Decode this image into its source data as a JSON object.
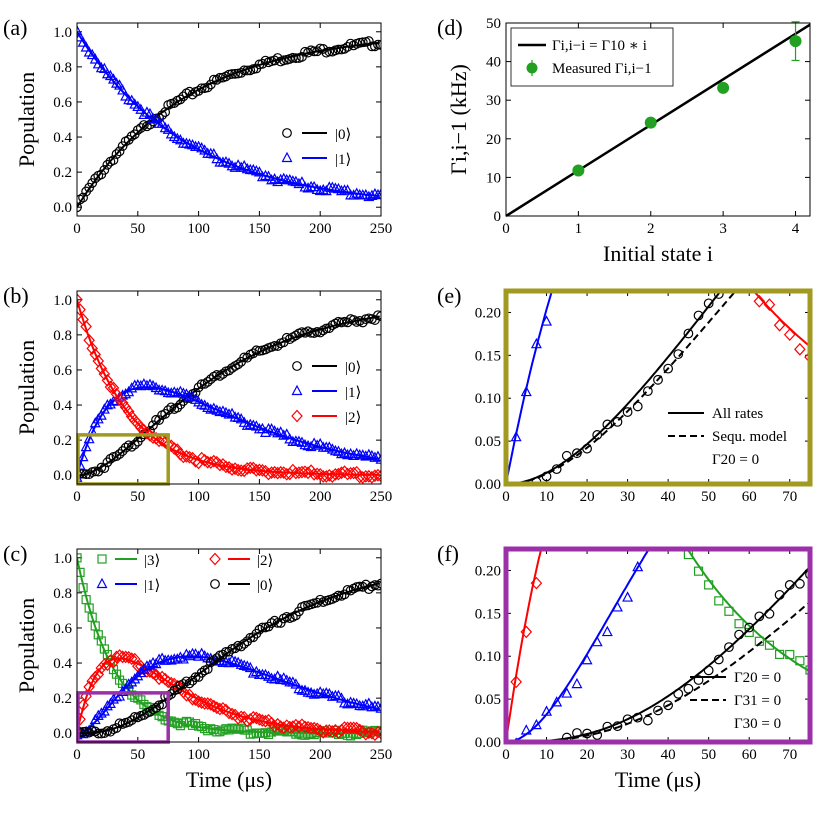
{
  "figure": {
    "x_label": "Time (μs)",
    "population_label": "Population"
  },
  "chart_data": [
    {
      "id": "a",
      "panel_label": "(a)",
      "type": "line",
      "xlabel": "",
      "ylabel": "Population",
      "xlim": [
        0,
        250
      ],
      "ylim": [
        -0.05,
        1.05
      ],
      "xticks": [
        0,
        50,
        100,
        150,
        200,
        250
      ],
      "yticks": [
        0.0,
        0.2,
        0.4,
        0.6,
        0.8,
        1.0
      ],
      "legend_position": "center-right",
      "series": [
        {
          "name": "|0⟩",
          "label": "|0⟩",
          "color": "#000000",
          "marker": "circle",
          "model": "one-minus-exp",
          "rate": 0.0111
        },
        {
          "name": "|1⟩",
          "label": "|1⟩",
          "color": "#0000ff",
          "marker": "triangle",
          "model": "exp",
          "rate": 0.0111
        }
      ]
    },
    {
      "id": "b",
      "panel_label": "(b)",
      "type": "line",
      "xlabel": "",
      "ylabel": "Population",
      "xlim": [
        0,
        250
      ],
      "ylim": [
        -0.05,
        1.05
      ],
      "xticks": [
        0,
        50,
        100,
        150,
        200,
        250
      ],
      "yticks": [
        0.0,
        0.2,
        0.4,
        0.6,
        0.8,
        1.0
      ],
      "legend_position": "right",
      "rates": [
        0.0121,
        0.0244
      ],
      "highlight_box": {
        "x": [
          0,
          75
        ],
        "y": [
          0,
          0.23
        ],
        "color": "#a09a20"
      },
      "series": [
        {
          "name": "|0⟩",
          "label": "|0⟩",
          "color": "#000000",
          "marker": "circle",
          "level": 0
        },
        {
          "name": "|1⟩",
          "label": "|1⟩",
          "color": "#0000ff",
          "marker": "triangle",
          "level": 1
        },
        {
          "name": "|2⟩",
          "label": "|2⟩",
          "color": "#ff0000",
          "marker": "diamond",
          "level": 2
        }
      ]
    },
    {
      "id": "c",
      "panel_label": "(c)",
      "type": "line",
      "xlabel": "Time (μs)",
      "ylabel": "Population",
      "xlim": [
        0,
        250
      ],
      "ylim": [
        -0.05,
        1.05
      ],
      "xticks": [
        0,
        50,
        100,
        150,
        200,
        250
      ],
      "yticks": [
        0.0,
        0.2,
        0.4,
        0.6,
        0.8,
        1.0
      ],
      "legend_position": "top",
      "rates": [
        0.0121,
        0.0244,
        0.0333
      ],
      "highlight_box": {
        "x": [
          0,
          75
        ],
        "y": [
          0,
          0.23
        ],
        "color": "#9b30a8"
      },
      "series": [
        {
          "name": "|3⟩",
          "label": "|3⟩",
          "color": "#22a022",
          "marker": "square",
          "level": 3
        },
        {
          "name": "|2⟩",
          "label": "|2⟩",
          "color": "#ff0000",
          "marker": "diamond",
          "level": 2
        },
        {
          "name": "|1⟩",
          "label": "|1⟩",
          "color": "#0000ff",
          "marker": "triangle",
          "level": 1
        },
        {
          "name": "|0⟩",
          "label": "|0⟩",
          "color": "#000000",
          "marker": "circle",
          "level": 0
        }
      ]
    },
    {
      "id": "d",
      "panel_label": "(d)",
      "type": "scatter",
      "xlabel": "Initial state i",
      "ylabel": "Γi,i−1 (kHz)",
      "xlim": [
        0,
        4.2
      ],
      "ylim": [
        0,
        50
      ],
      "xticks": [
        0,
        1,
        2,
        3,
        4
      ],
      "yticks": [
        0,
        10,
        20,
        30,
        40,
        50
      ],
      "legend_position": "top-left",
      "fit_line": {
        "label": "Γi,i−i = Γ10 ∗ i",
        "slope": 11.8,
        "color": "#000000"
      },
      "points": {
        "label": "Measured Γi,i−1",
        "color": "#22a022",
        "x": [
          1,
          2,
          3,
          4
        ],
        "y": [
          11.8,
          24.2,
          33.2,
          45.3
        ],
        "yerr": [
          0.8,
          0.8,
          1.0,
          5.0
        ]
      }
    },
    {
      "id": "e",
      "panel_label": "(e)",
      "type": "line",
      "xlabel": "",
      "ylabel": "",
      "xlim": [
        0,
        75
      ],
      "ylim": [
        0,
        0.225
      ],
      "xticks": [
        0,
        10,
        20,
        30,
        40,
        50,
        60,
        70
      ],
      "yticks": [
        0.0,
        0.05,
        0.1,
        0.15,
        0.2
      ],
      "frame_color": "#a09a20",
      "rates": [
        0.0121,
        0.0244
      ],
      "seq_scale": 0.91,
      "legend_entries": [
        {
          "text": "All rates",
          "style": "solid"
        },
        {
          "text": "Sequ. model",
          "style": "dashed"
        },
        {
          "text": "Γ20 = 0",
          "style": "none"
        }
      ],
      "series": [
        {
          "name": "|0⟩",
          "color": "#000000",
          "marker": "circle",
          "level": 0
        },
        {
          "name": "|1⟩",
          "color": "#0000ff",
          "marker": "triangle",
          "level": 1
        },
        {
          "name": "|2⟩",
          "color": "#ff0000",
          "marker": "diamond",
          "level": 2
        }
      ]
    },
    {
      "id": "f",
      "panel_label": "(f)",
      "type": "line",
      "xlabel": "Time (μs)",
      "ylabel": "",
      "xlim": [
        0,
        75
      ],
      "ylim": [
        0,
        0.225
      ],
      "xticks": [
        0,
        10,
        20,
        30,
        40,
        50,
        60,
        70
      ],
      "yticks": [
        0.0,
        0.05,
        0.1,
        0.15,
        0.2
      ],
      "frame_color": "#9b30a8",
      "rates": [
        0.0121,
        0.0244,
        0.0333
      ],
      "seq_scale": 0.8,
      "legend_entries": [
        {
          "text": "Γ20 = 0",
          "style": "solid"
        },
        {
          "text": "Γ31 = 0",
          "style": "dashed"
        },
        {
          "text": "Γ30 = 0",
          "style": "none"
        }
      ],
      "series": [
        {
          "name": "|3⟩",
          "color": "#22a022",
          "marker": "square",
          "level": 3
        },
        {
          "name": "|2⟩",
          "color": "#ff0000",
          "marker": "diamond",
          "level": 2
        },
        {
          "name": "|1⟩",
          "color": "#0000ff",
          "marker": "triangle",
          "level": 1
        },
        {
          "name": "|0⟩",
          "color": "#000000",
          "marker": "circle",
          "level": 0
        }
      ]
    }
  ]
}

——

* _Request_
All of the data above should be transcribed verbatim, with pictures omitted.

* _Answer to the task_
Decode this image into its source data as a JSON object.
{
  "figure": {
    "x_label": "Time (μs)",
    "population_label": "Population"
  },
  "chart_data": [
    {
      "id": "a",
      "panel_label": "(a)",
      "type": "line",
      "xlabel": "",
      "ylabel": "Population",
      "xlim": [
        0,
        250
      ],
      "ylim": [
        -0.05,
        1.05
      ],
      "xticks": [
        0,
        50,
        100,
        150,
        200,
        250
      ],
      "yticks": [
        0.0,
        0.2,
        0.4,
        0.6,
        0.8,
        1.0
      ],
      "legend_position": "center-right",
      "series": [
        {
          "name": "|0⟩",
          "label": "|0⟩",
          "color": "#000000",
          "marker": "circle",
          "model": "one-minus-exp",
          "rate": 0.0111
        },
        {
          "name": "|1⟩",
          "label": "|1⟩",
          "color": "#0000ff",
          "marker": "triangle",
          "model": "exp",
          "rate": 0.0111
        }
      ]
    },
    {
      "id": "b",
      "panel_label": "(b)",
      "type": "line",
      "xlabel": "",
      "ylabel": "Population",
      "xlim": [
        0,
        250
      ],
      "ylim": [
        -0.05,
        1.05
      ],
      "xticks": [
        0,
        50,
        100,
        150,
        200,
        250
      ],
      "yticks": [
        0.0,
        0.2,
        0.4,
        0.6,
        0.8,
        1.0
      ],
      "legend_position": "right",
      "rates": [
        0.0121,
        0.0244
      ],
      "highlight_box": {
        "x": [
          0,
          75
        ],
        "y": [
          0,
          0.23
        ],
        "color": "#a09a20"
      },
      "series": [
        {
          "name": "|0⟩",
          "label": "|0⟩",
          "color": "#000000",
          "marker": "circle",
          "level": 0
        },
        {
          "name": "|1⟩",
          "label": "|1⟩",
          "color": "#0000ff",
          "marker": "triangle",
          "level": 1
        },
        {
          "name": "|2⟩",
          "label": "|2⟩",
          "color": "#ff0000",
          "marker": "diamond",
          "level": 2
        }
      ]
    },
    {
      "id": "c",
      "panel_label": "(c)",
      "type": "line",
      "xlabel": "Time (μs)",
      "ylabel": "Population",
      "xlim": [
        0,
        250
      ],
      "ylim": [
        -0.05,
        1.05
      ],
      "xticks": [
        0,
        50,
        100,
        150,
        200,
        250
      ],
      "yticks": [
        0.0,
        0.2,
        0.4,
        0.6,
        0.8,
        1.0
      ],
      "legend_position": "top",
      "rates": [
        0.0121,
        0.0244,
        0.0333
      ],
      "highlight_box": {
        "x": [
          0,
          75
        ],
        "y": [
          0,
          0.23
        ],
        "color": "#9b30a8"
      },
      "series": [
        {
          "name": "|3⟩",
          "label": "|3⟩",
          "color": "#22a022",
          "marker": "square",
          "level": 3
        },
        {
          "name": "|2⟩",
          "label": "|2⟩",
          "color": "#ff0000",
          "marker": "diamond",
          "level": 2
        },
        {
          "name": "|1⟩",
          "label": "|1⟩",
          "color": "#0000ff",
          "marker": "triangle",
          "level": 1
        },
        {
          "name": "|0⟩",
          "label": "|0⟩",
          "color": "#000000",
          "marker": "circle",
          "level": 0
        }
      ]
    },
    {
      "id": "d",
      "panel_label": "(d)",
      "type": "scatter",
      "xlabel": "Initial state i",
      "ylabel": "Γi,i−1 (kHz)",
      "xlim": [
        0,
        4.2
      ],
      "ylim": [
        0,
        50
      ],
      "xticks": [
        0,
        1,
        2,
        3,
        4
      ],
      "yticks": [
        0,
        10,
        20,
        30,
        40,
        50
      ],
      "legend_position": "top-left",
      "fit_line": {
        "label": "Γi,i−i = Γ10 ∗ i",
        "slope": 11.8,
        "color": "#000000"
      },
      "points": {
        "label": "Measured Γi,i−1",
        "color": "#22a022",
        "x": [
          1,
          2,
          3,
          4
        ],
        "y": [
          11.8,
          24.2,
          33.2,
          45.3
        ],
        "yerr": [
          0.8,
          0.8,
          1.0,
          5.0
        ]
      }
    },
    {
      "id": "e",
      "panel_label": "(e)",
      "type": "line",
      "xlabel": "",
      "ylabel": "",
      "xlim": [
        0,
        75
      ],
      "ylim": [
        0,
        0.225
      ],
      "xticks": [
        0,
        10,
        20,
        30,
        40,
        50,
        60,
        70
      ],
      "yticks": [
        0.0,
        0.05,
        0.1,
        0.15,
        0.2
      ],
      "frame_color": "#a09a20",
      "rates": [
        0.0121,
        0.0244
      ],
      "seq_scale": 0.91,
      "legend_entries": [
        {
          "text": "All rates",
          "style": "solid"
        },
        {
          "text": "Sequ. model",
          "style": "dashed"
        },
        {
          "text": "Γ20 = 0",
          "style": "none"
        }
      ],
      "series": [
        {
          "name": "|0⟩",
          "color": "#000000",
          "marker": "circle",
          "level": 0
        },
        {
          "name": "|1⟩",
          "color": "#0000ff",
          "marker": "triangle",
          "level": 1
        },
        {
          "name": "|2⟩",
          "color": "#ff0000",
          "marker": "diamond",
          "level": 2
        }
      ]
    },
    {
      "id": "f",
      "panel_label": "(f)",
      "type": "line",
      "xlabel": "Time (μs)",
      "ylabel": "",
      "xlim": [
        0,
        75
      ],
      "ylim": [
        0,
        0.225
      ],
      "xticks": [
        0,
        10,
        20,
        30,
        40,
        50,
        60,
        70
      ],
      "yticks": [
        0.0,
        0.05,
        0.1,
        0.15,
        0.2
      ],
      "frame_color": "#9b30a8",
      "rates": [
        0.0121,
        0.0244,
        0.0333
      ],
      "seq_scale": 0.8,
      "legend_entries": [
        {
          "text": "Γ20 = 0",
          "style": "solid"
        },
        {
          "text": "Γ31 = 0",
          "style": "dashed"
        },
        {
          "text": "Γ30 = 0",
          "style": "none"
        }
      ],
      "series": [
        {
          "name": "|3⟩",
          "color": "#22a022",
          "marker": "square",
          "level": 3
        },
        {
          "name": "|2⟩",
          "color": "#ff0000",
          "marker": "diamond",
          "level": 2
        },
        {
          "name": "|1⟩",
          "color": "#0000ff",
          "marker": "triangle",
          "level": 1
        },
        {
          "name": "|0⟩",
          "color": "#000000",
          "marker": "circle",
          "level": 0
        }
      ]
    }
  ]
}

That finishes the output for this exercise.